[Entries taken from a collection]
----------

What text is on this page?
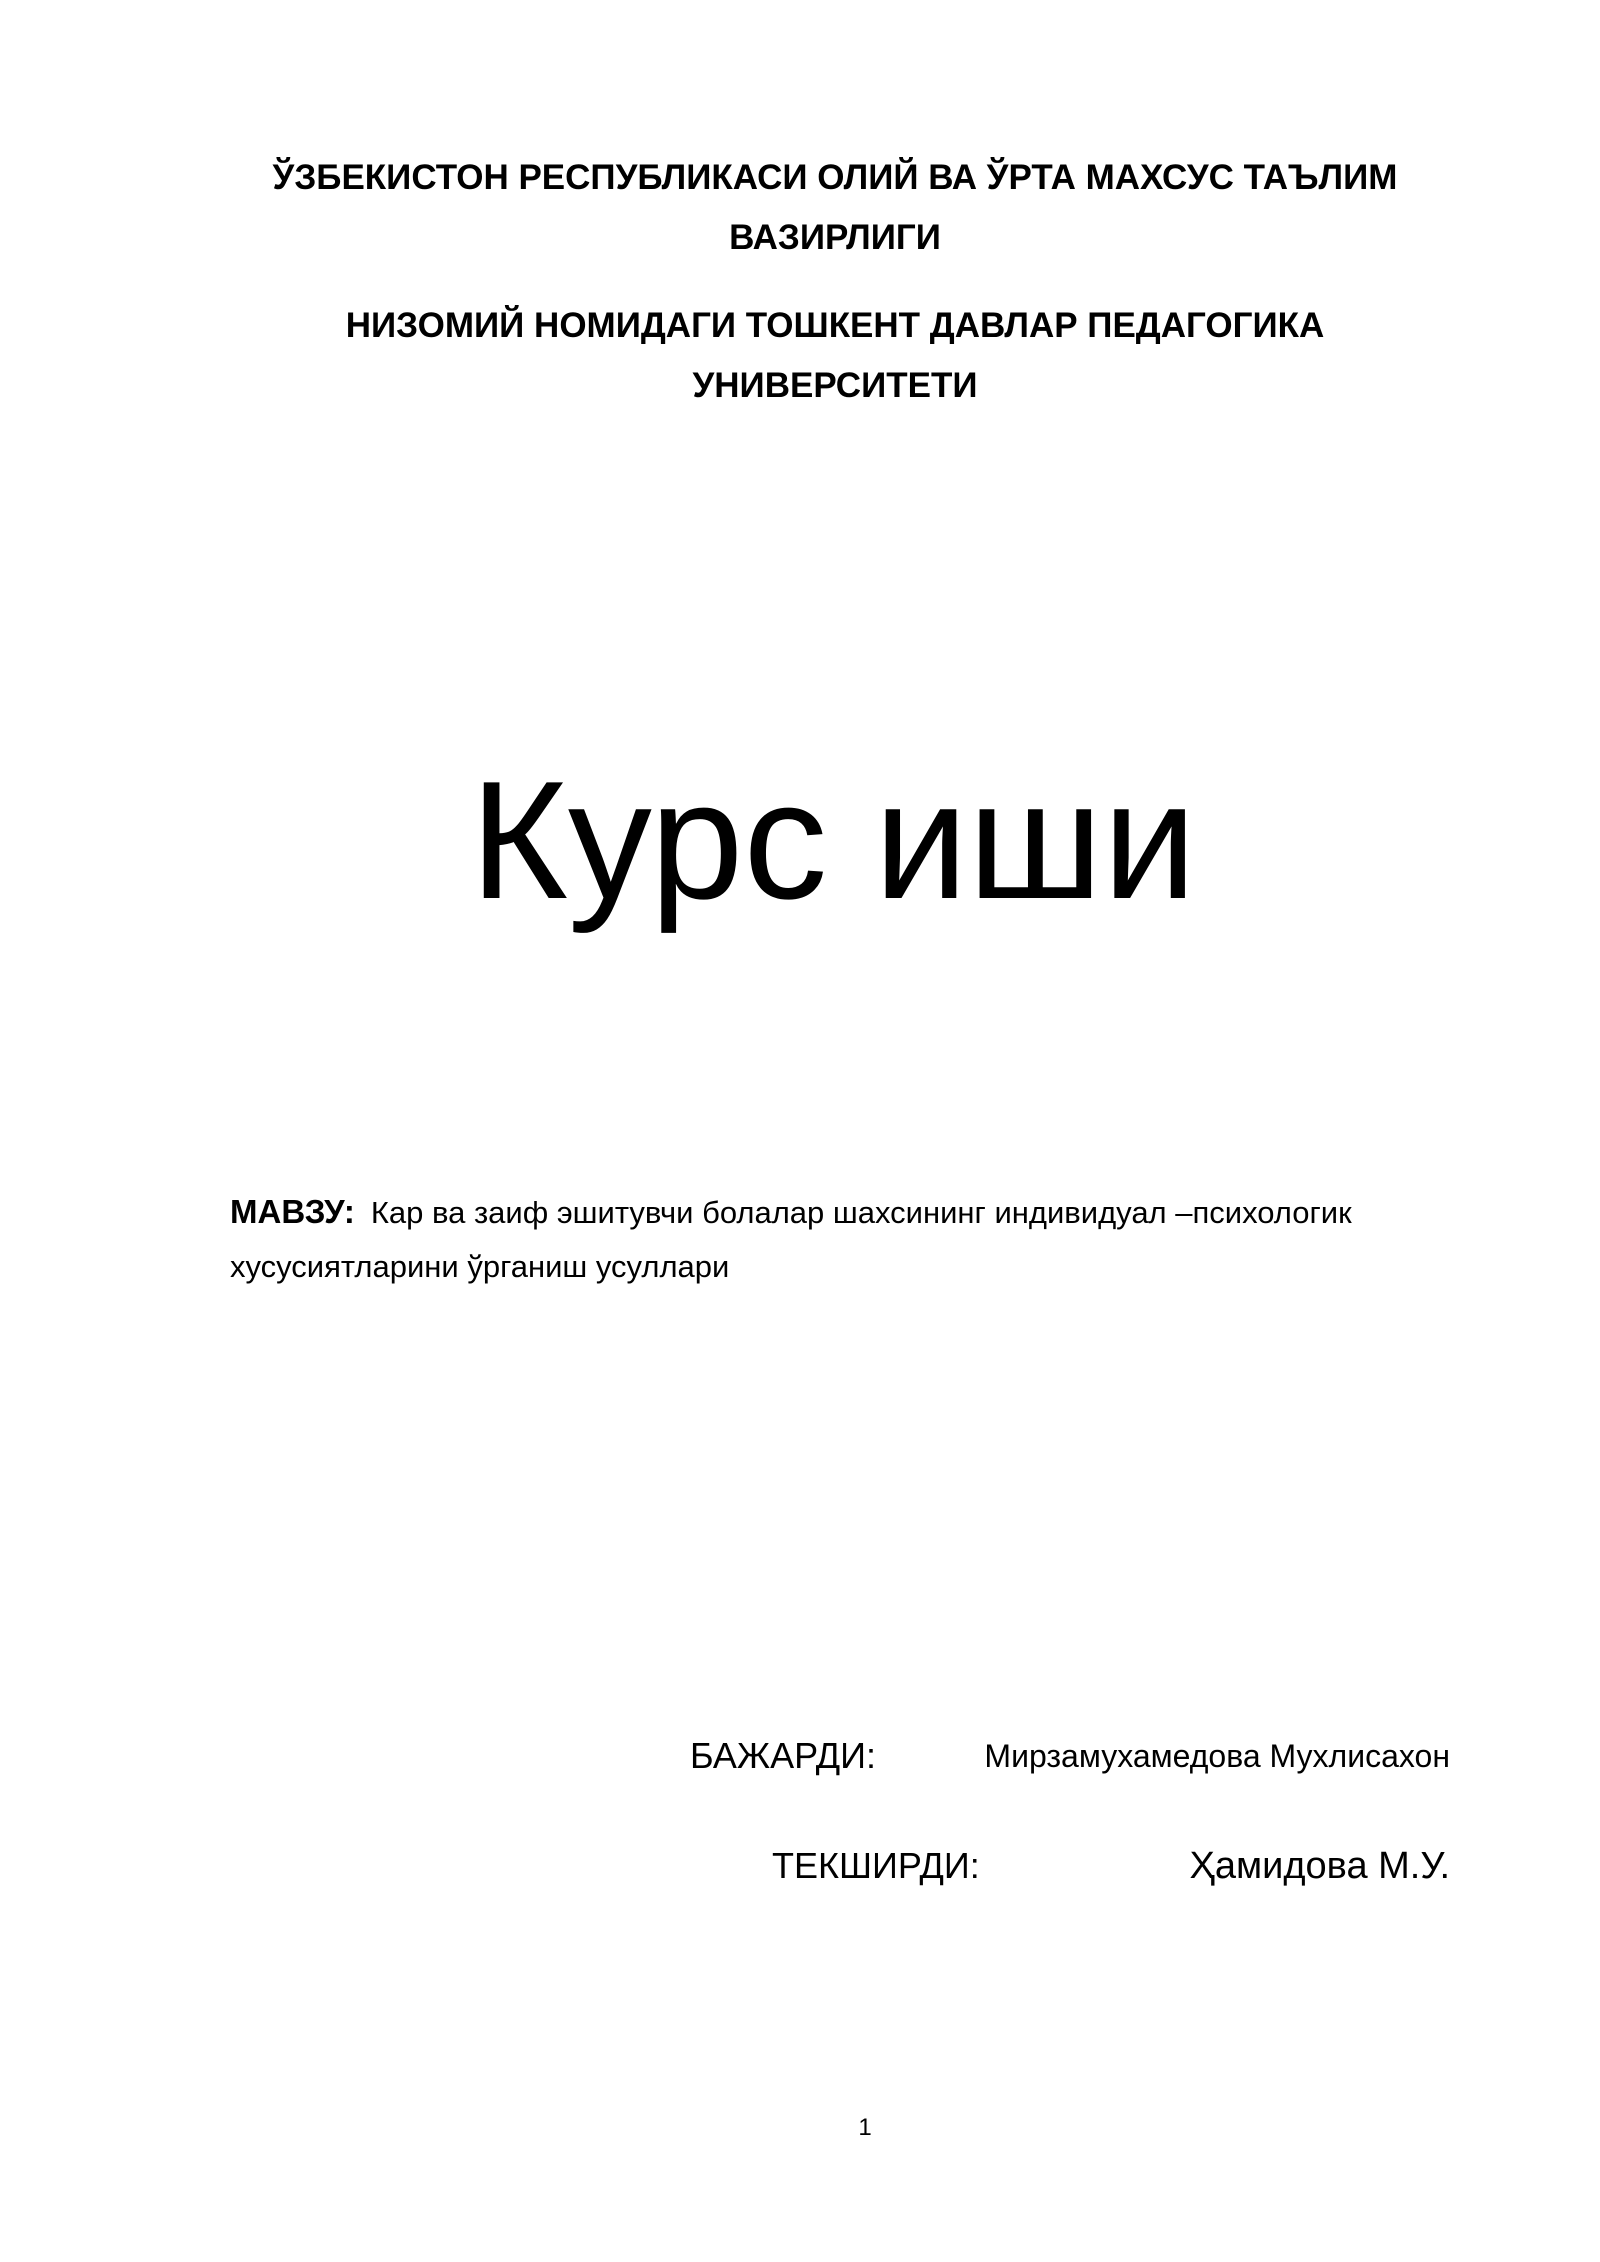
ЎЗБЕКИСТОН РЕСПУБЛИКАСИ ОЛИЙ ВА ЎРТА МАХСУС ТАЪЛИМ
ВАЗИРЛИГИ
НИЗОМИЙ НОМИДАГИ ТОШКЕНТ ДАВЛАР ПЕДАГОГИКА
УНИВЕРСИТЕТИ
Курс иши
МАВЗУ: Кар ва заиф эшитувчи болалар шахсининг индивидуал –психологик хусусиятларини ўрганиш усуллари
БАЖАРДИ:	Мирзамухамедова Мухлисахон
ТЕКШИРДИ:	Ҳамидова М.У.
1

----------

▶ _Goal of the exercise_:
The records above are to be restated exactly, without their pictures.

▶ _Answer to the task_:
What text is on this page?
ЎЗБЕКИСТОН РЕСПУБЛИКАСИ ОЛИЙ ВА ЎРТА МАХСУС ТАЪЛИМ
ВАЗИРЛИГИ
НИЗОМИЙ НОМИДАГИ ТОШКЕНТ ДАВЛАР ПЕДАГОГИКА
УНИВЕРСИТЕТИ
Курс иши
МАВЗУ: Кар ва заиф эшитувчи болалар шахсининг индивидуал –психологик хусусиятларини ўрганиш усуллари
БАЖАРДИ:	Мирзамухамедова Мухлисахон
ТЕКШИРДИ:	Ҳамидова М.У.
1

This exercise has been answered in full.